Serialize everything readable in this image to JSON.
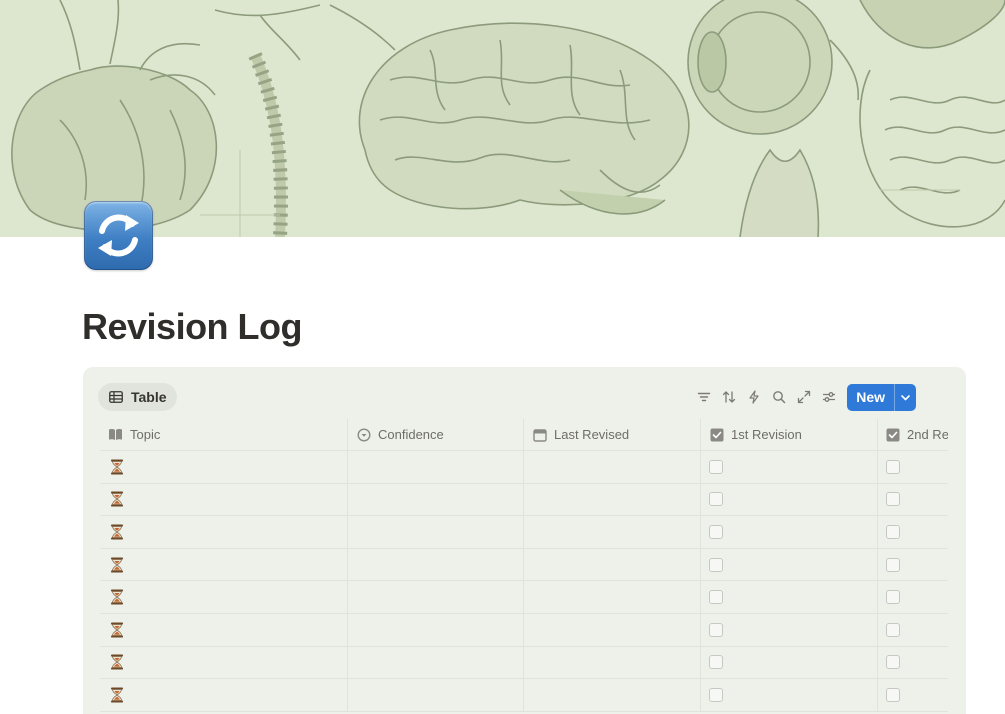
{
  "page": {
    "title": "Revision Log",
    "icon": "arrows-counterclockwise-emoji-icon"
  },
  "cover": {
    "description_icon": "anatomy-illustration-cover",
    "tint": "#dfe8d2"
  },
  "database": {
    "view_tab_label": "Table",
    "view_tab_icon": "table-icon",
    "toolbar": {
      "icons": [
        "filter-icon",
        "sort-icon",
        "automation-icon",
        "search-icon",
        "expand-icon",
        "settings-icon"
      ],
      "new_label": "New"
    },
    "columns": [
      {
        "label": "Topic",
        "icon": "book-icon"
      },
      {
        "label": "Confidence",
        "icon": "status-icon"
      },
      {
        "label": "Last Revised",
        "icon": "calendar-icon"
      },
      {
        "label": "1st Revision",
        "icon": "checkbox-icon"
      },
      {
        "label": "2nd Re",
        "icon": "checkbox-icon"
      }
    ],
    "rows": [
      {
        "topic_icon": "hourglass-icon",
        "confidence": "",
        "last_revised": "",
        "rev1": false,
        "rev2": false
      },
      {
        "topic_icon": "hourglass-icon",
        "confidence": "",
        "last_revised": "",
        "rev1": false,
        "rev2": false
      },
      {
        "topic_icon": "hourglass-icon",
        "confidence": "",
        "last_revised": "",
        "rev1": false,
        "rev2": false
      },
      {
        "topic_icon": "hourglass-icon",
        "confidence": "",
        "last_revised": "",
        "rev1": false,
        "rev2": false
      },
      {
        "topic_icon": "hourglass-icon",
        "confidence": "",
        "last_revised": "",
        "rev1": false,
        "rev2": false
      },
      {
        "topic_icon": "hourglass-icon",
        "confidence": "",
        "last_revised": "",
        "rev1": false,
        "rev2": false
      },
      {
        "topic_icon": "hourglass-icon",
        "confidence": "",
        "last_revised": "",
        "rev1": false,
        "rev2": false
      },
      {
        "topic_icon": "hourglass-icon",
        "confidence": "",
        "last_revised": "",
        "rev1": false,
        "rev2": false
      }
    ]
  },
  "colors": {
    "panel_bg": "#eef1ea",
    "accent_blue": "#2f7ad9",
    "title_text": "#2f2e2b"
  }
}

========================================

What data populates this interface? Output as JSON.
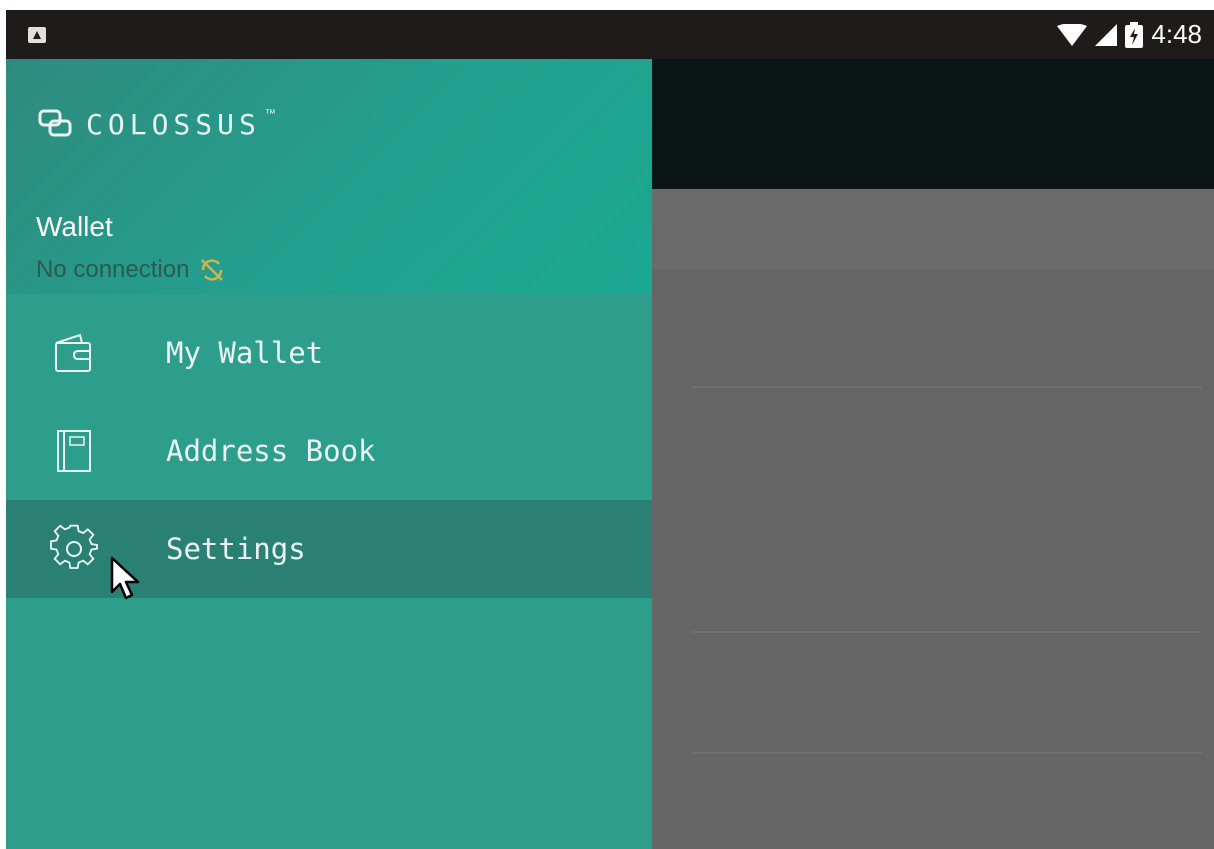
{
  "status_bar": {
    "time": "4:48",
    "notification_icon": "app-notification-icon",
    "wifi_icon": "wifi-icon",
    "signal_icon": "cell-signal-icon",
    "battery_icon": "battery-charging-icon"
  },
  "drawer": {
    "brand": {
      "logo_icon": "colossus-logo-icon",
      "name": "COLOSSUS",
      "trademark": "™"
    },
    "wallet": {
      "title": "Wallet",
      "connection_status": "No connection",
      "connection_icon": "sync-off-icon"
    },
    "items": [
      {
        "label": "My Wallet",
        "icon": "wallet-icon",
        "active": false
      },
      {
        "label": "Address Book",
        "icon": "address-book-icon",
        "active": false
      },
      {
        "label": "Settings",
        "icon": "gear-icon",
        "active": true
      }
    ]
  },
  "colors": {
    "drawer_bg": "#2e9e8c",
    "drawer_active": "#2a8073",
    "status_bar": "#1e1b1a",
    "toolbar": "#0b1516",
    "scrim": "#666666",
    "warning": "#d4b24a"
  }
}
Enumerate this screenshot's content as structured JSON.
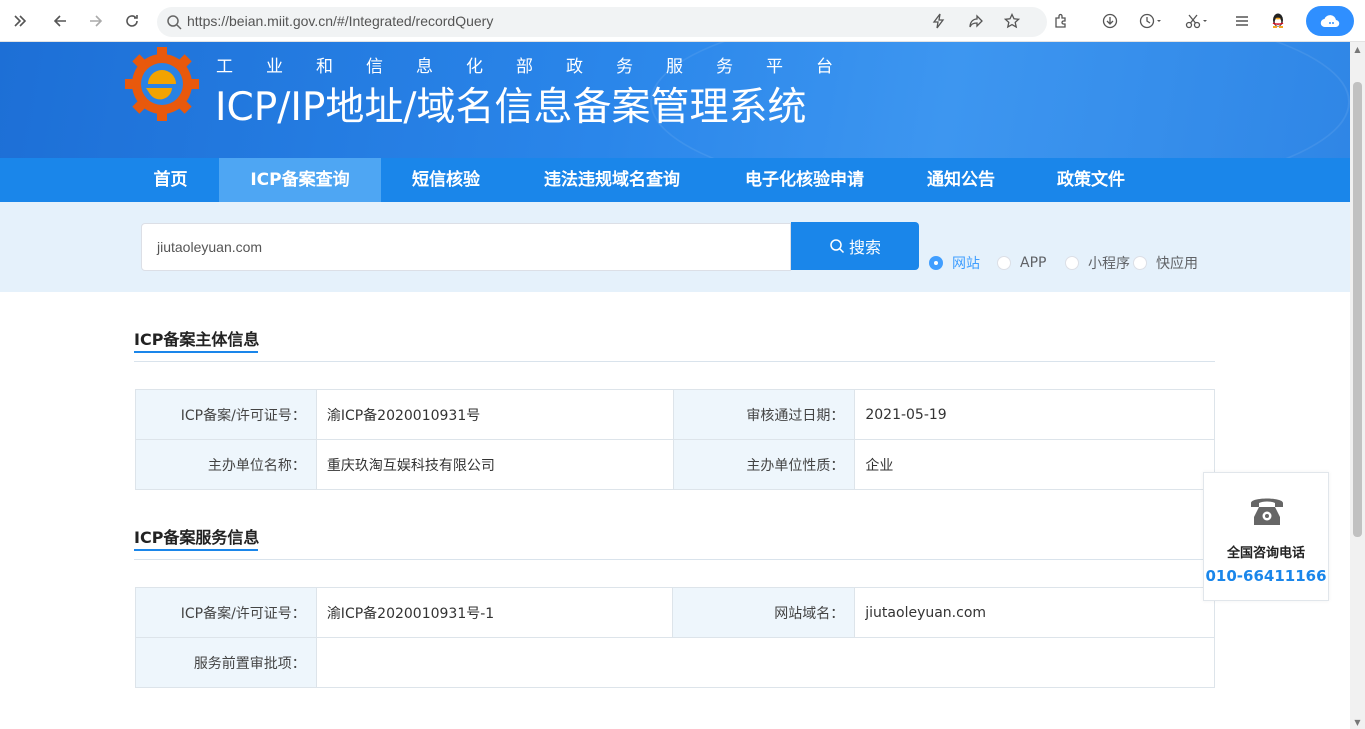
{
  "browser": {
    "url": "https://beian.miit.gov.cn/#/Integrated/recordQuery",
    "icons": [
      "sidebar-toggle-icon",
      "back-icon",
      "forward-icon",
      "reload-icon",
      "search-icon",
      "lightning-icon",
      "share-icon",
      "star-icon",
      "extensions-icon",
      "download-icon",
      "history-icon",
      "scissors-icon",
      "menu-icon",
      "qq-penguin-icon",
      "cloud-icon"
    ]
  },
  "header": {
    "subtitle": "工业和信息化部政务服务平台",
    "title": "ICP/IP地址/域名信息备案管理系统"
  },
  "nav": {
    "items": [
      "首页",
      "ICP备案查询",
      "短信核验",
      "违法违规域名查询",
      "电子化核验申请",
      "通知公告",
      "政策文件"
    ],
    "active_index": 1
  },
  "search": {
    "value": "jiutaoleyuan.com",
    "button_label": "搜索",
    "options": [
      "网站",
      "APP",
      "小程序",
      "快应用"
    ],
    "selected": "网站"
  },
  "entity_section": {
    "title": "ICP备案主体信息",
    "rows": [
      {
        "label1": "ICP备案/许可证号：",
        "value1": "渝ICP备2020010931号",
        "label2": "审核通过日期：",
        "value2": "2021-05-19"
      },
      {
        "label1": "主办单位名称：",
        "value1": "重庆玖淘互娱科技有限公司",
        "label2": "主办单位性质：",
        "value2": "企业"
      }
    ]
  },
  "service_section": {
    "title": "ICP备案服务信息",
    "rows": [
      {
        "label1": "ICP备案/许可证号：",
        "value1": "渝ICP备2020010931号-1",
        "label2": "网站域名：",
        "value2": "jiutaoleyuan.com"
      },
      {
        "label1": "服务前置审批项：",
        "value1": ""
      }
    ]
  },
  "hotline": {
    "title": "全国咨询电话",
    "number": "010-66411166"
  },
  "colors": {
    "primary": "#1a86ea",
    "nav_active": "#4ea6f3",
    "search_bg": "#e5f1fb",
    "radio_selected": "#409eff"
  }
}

========================================

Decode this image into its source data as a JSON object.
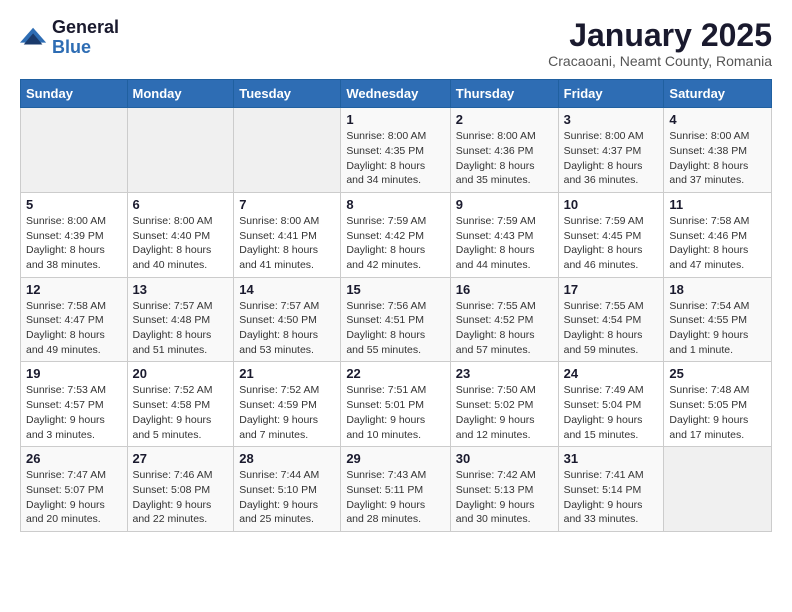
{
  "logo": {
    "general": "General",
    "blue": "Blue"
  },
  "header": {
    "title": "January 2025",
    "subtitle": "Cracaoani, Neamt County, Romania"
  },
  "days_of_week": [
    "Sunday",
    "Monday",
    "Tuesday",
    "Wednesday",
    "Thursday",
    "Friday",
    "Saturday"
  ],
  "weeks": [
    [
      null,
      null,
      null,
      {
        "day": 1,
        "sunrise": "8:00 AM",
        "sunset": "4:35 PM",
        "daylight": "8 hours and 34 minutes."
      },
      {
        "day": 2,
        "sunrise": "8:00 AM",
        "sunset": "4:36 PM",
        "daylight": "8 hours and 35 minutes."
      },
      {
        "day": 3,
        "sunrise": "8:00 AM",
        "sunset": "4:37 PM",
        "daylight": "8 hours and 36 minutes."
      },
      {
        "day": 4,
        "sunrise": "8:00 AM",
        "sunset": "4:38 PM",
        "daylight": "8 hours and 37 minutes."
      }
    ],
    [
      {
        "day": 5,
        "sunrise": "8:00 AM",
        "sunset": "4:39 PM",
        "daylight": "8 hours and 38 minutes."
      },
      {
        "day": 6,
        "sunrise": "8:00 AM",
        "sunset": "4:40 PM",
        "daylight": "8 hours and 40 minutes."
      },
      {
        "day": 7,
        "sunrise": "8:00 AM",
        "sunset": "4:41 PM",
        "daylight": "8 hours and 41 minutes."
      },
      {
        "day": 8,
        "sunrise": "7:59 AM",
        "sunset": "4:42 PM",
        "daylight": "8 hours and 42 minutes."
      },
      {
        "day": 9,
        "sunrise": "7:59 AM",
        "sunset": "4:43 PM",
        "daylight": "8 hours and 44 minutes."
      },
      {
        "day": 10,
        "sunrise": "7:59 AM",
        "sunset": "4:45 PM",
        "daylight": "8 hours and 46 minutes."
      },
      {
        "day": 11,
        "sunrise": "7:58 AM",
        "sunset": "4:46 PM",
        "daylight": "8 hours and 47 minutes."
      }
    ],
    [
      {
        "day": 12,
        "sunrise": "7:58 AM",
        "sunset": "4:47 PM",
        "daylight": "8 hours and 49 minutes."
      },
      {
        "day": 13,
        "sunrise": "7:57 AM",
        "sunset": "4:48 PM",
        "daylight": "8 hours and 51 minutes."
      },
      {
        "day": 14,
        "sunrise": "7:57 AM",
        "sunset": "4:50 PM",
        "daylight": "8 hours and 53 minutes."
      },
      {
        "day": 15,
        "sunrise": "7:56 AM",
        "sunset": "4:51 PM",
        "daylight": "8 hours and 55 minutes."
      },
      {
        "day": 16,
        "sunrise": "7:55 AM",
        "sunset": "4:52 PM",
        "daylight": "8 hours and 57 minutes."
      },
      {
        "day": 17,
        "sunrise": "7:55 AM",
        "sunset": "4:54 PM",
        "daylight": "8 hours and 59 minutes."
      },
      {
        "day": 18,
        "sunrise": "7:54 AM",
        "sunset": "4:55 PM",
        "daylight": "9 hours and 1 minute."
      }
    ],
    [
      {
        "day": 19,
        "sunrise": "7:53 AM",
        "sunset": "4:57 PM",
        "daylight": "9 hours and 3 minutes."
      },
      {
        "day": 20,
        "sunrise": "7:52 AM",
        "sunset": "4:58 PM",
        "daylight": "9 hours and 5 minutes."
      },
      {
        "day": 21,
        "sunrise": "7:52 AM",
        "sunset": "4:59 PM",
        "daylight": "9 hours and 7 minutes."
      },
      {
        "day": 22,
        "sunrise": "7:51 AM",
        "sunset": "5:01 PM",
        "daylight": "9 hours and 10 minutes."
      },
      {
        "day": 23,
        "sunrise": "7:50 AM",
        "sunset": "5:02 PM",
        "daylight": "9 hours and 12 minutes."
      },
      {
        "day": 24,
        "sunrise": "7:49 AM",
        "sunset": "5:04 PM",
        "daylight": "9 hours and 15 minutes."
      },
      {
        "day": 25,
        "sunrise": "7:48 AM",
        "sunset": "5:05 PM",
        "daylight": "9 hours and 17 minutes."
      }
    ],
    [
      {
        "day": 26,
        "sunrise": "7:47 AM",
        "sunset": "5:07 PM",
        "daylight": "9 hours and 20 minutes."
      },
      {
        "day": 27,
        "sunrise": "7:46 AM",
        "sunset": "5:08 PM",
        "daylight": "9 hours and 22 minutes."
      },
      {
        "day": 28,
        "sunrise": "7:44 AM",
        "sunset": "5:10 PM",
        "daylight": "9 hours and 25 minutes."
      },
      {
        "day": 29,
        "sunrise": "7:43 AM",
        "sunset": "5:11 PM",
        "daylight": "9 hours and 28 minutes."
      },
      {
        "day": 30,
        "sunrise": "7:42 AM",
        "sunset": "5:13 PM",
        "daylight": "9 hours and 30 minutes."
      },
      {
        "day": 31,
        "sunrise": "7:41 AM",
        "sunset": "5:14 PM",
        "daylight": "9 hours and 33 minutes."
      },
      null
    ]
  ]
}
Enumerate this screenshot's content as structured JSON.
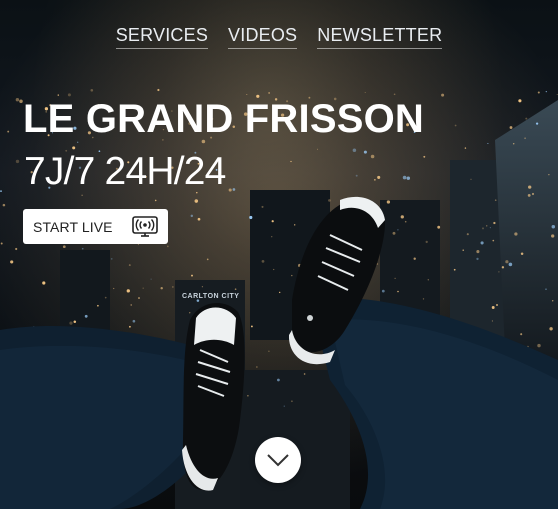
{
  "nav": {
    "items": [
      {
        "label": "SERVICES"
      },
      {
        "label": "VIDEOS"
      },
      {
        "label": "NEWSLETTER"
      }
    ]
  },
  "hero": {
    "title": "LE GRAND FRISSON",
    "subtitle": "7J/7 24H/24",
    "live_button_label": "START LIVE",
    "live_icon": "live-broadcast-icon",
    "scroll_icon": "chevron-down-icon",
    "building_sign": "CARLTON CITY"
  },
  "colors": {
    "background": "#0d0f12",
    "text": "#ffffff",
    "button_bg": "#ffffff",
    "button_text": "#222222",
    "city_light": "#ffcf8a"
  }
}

========================================

Write out each line of the data that holds the string "this".

Serialize everything readable in this image to JSON.
What data populates this interface? Output as JSON.
Enumerate this screenshot's content as structured JSON.
Decode this image into its source data as a JSON object.
Enumerate this screenshot's content as structured JSON.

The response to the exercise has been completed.